Given instruction:
Identify each line in the records below that contains the word "подпрограммы", and copy it.

Dataset items
• • •

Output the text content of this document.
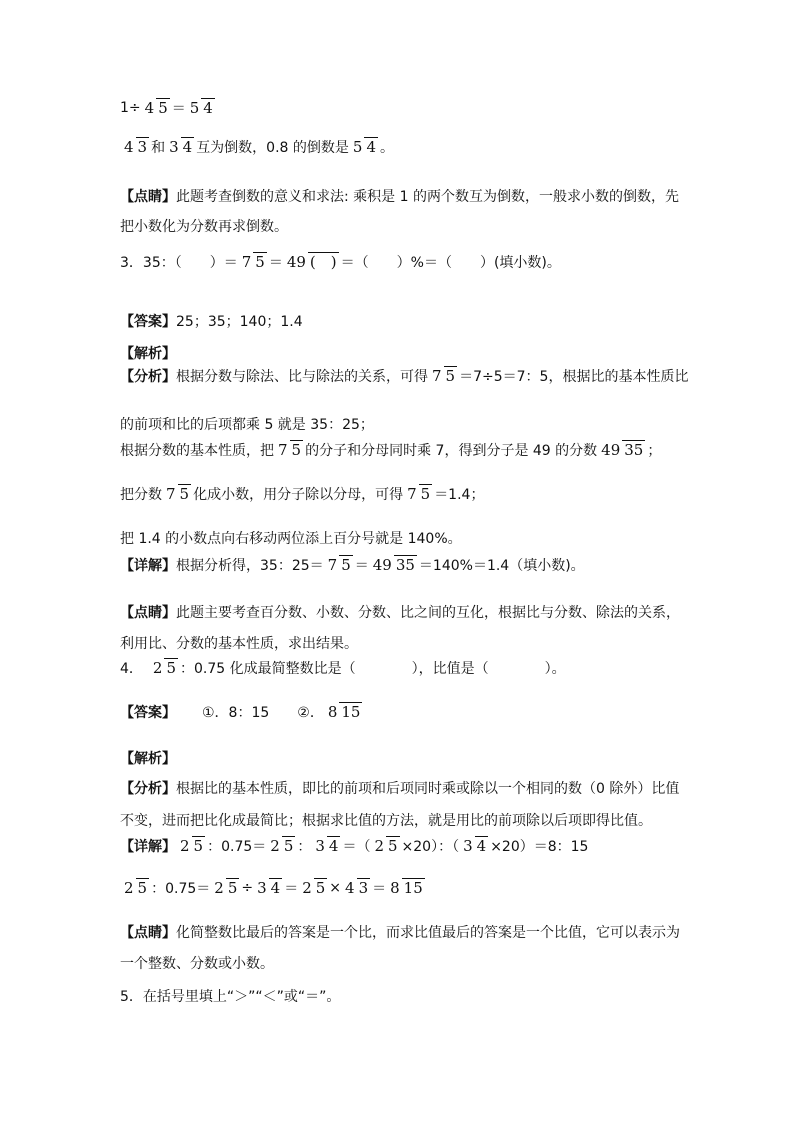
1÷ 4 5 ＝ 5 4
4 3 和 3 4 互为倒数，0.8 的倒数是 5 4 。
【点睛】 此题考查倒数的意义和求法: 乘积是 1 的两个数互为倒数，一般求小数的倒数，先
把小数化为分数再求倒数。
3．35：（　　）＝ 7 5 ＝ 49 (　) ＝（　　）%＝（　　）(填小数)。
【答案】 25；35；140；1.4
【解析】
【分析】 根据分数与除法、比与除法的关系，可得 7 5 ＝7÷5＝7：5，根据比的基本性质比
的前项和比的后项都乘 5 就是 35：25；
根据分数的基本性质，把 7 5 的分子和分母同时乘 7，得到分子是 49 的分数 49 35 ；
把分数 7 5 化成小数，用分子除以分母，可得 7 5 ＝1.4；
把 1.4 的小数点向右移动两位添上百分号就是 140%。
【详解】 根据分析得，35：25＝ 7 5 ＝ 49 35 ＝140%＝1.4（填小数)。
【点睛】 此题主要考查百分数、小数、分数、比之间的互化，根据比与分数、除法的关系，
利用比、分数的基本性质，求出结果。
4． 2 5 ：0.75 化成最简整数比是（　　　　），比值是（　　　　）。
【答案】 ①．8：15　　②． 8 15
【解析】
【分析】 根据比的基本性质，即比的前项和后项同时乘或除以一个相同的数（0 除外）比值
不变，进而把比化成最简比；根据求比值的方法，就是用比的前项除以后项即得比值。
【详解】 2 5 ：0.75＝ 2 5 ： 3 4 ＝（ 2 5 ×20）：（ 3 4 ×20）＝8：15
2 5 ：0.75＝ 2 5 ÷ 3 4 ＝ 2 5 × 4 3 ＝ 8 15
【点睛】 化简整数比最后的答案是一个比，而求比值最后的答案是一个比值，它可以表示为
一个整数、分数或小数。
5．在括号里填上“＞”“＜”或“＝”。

• • •

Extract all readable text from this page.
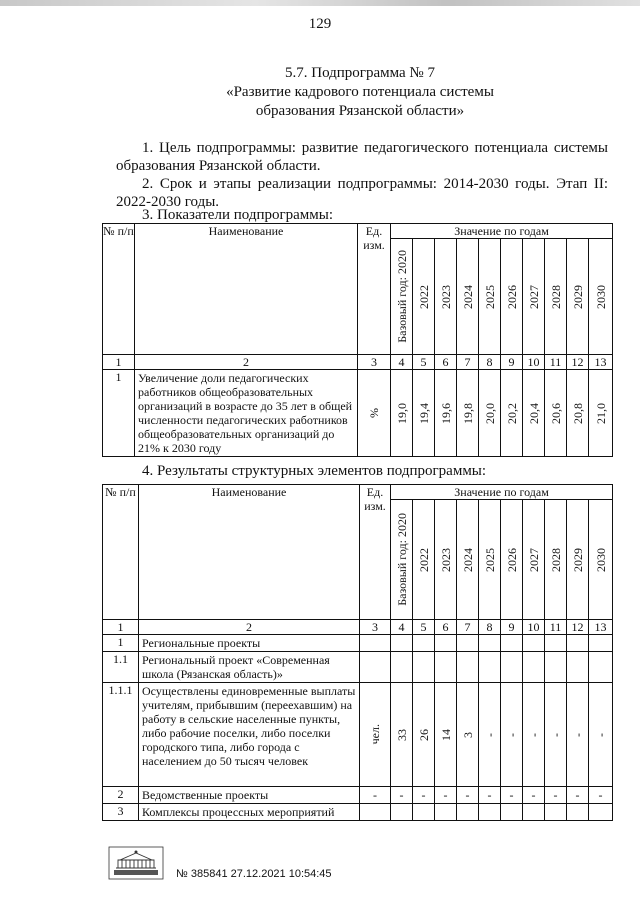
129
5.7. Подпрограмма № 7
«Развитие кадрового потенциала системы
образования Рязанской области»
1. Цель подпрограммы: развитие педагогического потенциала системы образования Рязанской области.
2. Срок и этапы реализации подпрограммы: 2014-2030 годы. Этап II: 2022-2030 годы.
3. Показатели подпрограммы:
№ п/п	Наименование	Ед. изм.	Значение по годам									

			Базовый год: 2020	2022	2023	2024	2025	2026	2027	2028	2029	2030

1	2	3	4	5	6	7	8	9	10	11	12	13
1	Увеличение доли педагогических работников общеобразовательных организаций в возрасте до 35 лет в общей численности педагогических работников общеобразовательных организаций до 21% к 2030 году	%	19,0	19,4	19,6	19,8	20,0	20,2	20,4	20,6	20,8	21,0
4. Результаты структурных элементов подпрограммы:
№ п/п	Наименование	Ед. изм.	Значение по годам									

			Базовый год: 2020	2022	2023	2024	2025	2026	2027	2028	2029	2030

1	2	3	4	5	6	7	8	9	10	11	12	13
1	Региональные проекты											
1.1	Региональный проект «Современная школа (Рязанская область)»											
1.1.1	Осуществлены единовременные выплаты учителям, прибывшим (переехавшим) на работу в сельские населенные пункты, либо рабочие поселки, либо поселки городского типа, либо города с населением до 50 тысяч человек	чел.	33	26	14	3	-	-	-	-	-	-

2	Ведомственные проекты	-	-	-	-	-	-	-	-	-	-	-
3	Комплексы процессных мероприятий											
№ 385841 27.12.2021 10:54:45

• • •

Expected output:
1. Цель подпрограммы: развитие педагогического потенциала системы образования Рязанской области.
2. Срок и этапы реализации подпрограммы: 2014-2030 годы. Этап II: 2022-2030 годы.
3. Показатели подпрограммы:
4. Результаты структурных элементов подпрограммы:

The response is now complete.